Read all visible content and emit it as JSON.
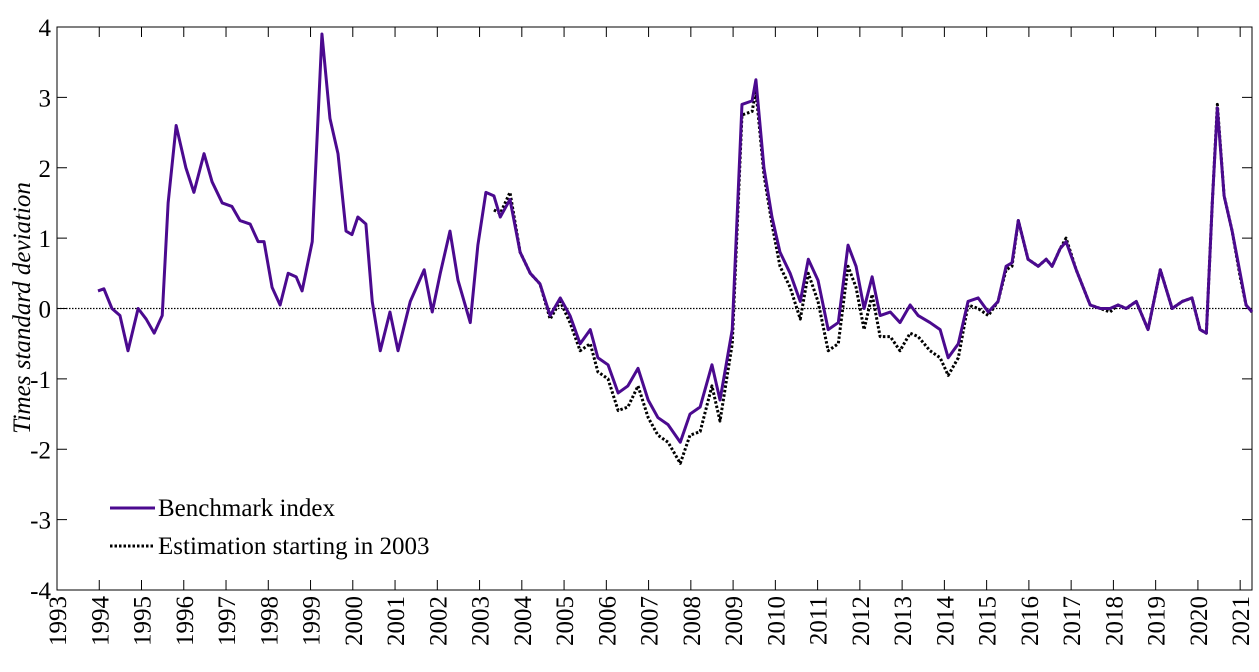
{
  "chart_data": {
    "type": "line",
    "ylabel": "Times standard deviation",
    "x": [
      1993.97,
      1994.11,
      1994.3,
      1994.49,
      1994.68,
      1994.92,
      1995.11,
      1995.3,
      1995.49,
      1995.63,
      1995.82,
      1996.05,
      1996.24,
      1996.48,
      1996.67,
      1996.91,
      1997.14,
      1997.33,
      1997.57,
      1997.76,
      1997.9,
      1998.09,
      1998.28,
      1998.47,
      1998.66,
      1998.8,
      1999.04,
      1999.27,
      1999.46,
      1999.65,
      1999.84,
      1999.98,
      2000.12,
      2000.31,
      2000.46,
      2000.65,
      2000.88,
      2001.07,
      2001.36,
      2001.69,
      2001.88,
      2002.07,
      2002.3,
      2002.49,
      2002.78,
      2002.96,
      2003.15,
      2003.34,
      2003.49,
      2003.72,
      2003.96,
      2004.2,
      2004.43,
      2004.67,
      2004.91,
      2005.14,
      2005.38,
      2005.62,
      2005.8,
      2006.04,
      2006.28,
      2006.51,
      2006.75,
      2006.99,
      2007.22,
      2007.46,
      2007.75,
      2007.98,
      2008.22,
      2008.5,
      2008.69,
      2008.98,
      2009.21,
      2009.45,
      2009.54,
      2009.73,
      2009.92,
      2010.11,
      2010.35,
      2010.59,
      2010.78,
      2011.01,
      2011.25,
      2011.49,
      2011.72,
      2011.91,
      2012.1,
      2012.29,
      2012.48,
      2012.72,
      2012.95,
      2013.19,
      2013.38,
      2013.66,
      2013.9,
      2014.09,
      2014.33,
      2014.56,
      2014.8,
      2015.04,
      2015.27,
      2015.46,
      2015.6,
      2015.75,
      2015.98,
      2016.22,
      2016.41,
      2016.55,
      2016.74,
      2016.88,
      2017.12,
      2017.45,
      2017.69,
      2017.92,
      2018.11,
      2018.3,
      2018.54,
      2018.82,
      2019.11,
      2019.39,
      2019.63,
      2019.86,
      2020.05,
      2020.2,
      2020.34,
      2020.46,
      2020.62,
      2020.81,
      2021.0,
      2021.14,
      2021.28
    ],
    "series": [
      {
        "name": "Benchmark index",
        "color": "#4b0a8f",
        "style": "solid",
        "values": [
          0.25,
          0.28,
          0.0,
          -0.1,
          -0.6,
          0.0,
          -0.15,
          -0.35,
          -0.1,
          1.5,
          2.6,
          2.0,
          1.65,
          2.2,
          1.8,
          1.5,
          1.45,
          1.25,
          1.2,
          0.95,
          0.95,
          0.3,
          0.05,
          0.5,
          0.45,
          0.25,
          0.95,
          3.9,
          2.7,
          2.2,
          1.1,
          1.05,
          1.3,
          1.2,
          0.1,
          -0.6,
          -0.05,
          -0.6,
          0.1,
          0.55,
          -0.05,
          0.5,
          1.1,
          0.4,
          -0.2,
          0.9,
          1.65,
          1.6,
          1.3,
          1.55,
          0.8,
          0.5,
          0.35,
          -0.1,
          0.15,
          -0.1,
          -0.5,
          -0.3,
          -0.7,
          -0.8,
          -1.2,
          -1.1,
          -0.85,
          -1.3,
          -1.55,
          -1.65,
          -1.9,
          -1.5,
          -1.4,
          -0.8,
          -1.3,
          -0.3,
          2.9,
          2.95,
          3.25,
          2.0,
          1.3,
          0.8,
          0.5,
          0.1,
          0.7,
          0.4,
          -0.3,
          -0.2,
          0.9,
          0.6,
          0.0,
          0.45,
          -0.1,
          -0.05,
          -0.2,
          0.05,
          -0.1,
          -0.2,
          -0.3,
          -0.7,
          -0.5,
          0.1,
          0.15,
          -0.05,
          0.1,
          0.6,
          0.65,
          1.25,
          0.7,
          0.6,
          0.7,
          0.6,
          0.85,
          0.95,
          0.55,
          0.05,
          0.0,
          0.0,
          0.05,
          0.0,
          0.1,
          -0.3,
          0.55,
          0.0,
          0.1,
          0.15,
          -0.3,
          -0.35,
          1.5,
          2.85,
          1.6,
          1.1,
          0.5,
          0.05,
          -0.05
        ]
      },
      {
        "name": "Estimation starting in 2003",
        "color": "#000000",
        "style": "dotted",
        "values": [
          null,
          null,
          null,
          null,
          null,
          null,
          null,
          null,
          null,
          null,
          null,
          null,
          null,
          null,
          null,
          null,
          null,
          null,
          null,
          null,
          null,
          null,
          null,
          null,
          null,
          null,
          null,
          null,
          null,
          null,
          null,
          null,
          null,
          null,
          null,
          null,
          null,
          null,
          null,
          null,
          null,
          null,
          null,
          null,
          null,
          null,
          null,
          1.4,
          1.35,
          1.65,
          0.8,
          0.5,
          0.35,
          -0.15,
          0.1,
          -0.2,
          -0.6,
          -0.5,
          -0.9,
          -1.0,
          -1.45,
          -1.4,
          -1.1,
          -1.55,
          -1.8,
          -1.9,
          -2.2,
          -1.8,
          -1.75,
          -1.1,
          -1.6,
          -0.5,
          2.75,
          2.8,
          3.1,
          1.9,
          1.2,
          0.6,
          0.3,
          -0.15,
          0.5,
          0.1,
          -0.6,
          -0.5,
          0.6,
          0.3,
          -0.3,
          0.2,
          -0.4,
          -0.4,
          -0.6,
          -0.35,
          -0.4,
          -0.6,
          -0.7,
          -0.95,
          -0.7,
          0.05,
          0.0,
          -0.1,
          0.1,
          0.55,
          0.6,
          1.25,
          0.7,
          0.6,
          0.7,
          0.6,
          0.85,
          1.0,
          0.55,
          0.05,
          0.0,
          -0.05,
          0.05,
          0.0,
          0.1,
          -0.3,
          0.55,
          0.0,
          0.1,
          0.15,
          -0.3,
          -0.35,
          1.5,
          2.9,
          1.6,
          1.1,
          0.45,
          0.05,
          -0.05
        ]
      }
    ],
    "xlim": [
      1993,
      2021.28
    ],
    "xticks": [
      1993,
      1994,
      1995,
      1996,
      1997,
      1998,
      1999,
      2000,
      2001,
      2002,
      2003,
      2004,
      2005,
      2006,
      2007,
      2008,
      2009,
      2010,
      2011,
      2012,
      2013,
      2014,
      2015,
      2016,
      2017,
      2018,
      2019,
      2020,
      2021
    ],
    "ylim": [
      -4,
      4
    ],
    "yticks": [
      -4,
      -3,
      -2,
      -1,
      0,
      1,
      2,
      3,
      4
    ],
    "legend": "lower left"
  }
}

·····

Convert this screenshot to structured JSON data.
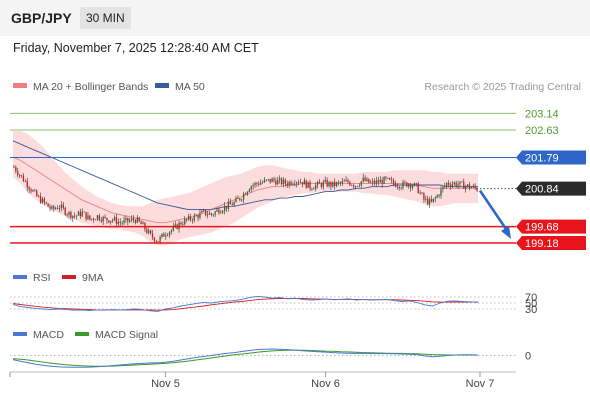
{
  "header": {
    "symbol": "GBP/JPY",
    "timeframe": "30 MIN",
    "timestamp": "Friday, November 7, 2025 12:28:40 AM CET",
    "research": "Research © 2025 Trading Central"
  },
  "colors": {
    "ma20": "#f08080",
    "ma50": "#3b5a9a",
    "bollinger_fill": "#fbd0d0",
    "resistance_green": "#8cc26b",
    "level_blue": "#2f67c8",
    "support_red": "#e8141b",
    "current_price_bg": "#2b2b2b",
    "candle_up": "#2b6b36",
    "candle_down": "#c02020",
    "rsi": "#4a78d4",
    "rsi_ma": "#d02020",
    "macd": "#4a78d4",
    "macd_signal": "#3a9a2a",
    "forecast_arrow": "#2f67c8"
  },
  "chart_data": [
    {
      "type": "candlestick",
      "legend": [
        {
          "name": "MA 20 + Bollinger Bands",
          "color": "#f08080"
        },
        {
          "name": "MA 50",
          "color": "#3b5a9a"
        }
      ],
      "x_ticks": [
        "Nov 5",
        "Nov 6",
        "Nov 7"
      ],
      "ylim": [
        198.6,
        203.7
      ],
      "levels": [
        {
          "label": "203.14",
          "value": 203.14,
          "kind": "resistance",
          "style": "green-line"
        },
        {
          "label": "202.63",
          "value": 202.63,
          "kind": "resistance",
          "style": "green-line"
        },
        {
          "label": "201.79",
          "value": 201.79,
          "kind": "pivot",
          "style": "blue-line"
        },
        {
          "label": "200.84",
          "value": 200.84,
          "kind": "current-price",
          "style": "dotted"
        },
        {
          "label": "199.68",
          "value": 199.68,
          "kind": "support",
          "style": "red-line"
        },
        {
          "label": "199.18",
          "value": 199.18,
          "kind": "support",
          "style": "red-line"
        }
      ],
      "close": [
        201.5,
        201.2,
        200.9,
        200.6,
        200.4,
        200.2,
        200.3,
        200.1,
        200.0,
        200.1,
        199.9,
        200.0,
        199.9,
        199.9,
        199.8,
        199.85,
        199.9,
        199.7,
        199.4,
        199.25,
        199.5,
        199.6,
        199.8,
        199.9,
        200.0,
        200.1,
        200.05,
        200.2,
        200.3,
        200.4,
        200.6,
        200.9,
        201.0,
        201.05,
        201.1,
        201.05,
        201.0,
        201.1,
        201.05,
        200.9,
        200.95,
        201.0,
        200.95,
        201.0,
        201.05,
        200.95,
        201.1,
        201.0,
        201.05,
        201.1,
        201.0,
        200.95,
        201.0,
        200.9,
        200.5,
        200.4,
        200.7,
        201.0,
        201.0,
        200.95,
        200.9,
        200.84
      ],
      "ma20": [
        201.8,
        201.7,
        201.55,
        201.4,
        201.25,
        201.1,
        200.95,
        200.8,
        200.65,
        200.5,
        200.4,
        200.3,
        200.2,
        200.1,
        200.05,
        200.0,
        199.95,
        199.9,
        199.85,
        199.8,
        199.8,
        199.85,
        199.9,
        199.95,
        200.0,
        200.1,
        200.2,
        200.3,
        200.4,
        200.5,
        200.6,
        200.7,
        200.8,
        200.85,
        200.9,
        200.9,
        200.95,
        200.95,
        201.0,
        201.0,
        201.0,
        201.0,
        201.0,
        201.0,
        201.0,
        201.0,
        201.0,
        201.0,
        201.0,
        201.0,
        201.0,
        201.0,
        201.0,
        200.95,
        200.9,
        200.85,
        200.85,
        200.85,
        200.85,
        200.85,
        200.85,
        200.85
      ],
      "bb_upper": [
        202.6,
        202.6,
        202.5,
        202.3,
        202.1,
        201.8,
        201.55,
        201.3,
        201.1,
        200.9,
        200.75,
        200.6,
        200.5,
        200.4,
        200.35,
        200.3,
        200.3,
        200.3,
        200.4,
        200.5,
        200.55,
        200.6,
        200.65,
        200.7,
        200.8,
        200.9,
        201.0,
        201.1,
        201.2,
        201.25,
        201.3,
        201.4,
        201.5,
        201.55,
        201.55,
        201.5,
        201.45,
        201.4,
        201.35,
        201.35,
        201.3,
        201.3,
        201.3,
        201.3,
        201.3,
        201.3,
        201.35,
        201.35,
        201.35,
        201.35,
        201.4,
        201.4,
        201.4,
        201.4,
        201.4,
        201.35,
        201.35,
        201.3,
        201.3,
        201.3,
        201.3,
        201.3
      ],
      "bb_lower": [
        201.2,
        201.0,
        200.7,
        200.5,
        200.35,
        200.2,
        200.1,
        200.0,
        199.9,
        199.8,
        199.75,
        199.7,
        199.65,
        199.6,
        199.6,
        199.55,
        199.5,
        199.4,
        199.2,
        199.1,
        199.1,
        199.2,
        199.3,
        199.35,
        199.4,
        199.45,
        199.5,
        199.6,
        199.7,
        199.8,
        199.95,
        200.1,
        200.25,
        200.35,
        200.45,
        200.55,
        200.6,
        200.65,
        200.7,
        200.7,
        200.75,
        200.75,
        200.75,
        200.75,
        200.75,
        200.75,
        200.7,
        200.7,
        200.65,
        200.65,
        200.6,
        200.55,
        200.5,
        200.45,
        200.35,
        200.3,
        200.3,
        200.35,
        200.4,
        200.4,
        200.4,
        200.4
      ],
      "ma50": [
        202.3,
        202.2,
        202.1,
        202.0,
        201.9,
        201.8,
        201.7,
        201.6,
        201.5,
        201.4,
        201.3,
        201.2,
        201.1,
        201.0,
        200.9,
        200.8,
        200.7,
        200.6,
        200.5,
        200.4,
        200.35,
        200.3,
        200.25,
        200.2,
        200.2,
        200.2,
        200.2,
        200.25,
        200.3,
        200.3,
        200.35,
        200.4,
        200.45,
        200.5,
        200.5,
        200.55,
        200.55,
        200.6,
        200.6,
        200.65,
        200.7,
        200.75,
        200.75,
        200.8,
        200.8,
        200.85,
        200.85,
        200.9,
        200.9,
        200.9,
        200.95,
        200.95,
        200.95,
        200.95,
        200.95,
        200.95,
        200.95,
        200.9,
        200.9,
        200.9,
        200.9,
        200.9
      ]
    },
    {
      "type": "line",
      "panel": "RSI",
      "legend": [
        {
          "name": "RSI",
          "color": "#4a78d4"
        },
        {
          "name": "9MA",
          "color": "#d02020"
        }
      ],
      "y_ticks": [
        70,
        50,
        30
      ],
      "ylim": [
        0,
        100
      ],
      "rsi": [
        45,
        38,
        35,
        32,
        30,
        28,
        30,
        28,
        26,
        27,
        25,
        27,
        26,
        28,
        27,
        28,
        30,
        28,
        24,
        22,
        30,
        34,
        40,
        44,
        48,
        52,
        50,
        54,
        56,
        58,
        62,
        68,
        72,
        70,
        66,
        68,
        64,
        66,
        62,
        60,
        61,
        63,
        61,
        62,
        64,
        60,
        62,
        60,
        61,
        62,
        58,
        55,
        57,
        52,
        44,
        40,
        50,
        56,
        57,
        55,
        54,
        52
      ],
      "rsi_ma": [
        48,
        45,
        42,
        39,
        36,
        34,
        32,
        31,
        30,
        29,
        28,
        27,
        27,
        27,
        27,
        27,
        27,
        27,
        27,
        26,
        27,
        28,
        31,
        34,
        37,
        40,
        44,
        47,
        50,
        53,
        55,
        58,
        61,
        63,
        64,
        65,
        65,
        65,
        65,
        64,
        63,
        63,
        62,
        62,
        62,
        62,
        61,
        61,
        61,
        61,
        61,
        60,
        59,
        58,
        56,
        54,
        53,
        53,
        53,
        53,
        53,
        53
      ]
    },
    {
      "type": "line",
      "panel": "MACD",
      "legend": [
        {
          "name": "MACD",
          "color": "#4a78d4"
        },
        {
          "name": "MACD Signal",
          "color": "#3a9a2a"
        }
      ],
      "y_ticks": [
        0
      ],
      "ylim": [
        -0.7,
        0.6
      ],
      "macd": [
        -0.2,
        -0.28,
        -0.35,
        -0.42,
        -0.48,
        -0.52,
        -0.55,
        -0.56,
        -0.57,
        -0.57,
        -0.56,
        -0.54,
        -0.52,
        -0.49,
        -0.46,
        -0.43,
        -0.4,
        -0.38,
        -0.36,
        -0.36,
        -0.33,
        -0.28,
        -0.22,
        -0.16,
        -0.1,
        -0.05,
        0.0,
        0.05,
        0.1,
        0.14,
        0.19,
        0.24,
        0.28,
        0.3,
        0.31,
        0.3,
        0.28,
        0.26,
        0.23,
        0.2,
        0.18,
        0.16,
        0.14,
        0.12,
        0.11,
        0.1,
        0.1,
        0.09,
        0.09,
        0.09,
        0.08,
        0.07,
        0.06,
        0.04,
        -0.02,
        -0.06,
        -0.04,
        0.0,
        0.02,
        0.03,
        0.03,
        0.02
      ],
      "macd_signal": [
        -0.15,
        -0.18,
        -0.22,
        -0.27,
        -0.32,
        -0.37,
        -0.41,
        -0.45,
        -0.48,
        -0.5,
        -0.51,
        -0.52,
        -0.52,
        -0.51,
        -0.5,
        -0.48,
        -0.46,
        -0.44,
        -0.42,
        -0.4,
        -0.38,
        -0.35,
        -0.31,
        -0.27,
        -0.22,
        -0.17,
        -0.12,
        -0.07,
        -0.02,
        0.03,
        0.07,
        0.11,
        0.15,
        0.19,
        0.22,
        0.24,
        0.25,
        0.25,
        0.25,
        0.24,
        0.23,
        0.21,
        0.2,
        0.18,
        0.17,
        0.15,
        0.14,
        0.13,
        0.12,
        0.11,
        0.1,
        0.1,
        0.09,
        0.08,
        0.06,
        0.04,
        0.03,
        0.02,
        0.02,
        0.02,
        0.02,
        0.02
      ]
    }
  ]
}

·····

_Written request_
Copy all lines from the listing that contain "name".

_Answer for the task_
        "name": "Benchmark index",
        "name": "Estimation starting in 2003",
          "name": "MA 20 + Bollinger Bands",
          "name": "MA 50",
          "name": "RSI",
          "name": "9MA",
          "name": "MACD",
          "name": "MACD Signal",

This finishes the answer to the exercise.